TASK GOAL » Write out all lines holding the word "volcanic".

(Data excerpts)
◇ ◇ ◇ ◇ ◇ ◇ ◇

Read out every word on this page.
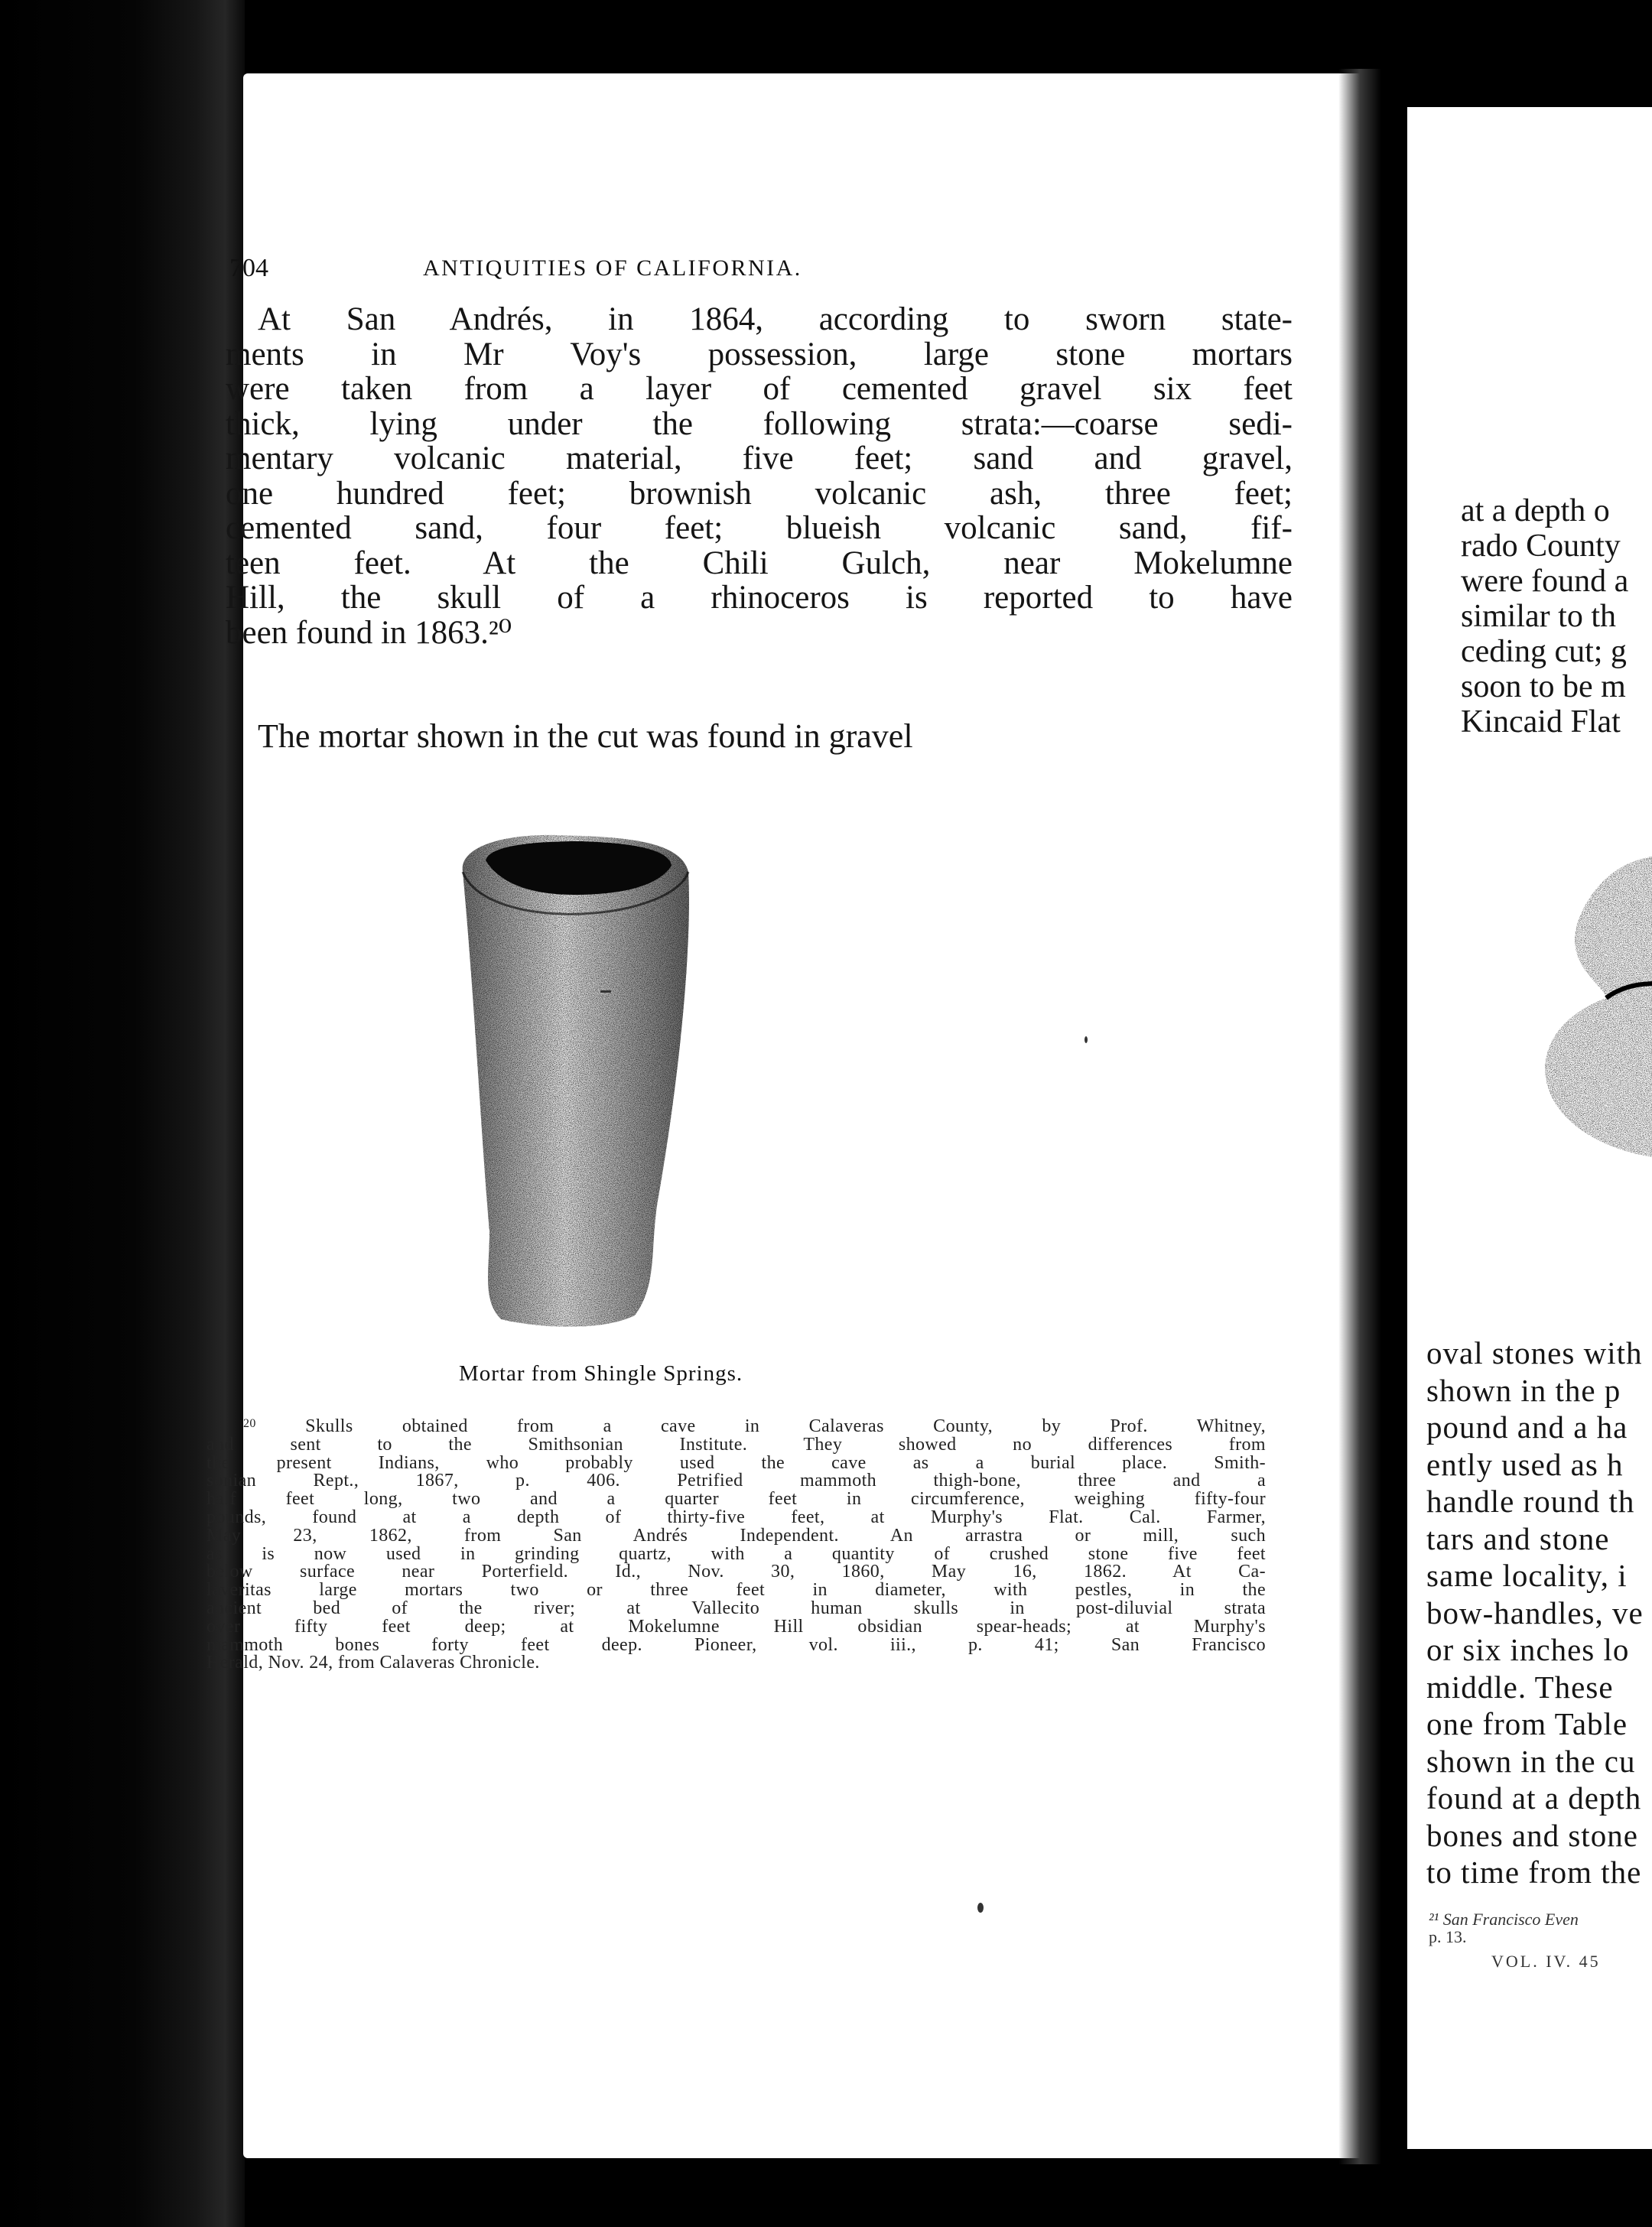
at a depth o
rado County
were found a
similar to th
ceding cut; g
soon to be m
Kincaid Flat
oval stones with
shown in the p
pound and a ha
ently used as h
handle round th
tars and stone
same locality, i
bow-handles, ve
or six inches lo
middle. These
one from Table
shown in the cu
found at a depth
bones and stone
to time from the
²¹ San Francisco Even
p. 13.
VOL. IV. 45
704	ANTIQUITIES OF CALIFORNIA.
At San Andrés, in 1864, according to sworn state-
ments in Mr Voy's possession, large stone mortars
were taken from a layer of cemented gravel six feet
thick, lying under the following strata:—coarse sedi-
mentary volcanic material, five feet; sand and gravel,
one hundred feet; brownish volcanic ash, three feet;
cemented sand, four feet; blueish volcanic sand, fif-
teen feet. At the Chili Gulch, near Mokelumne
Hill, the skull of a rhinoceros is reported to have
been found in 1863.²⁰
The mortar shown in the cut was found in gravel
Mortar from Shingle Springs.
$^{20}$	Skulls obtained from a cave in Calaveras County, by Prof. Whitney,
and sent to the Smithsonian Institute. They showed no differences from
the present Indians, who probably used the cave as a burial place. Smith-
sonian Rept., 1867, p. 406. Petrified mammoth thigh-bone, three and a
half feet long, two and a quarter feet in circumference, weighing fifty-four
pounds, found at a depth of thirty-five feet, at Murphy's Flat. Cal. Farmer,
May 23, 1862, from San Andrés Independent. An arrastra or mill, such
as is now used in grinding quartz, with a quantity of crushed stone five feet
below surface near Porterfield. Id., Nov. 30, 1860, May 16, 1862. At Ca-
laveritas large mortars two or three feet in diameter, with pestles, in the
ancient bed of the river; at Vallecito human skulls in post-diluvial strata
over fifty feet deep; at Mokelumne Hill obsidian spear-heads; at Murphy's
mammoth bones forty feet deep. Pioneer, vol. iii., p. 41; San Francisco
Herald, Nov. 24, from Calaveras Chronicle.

◇ ◇ ◇ ◇ ◇ ◇ ◇

OUTPUT OF THE EXERCISE »
mentary volcanic material, five feet; sand and gravel,
one hundred feet; brownish volcanic ash, three feet;
cemented sand, four feet; blueish volcanic sand, fif-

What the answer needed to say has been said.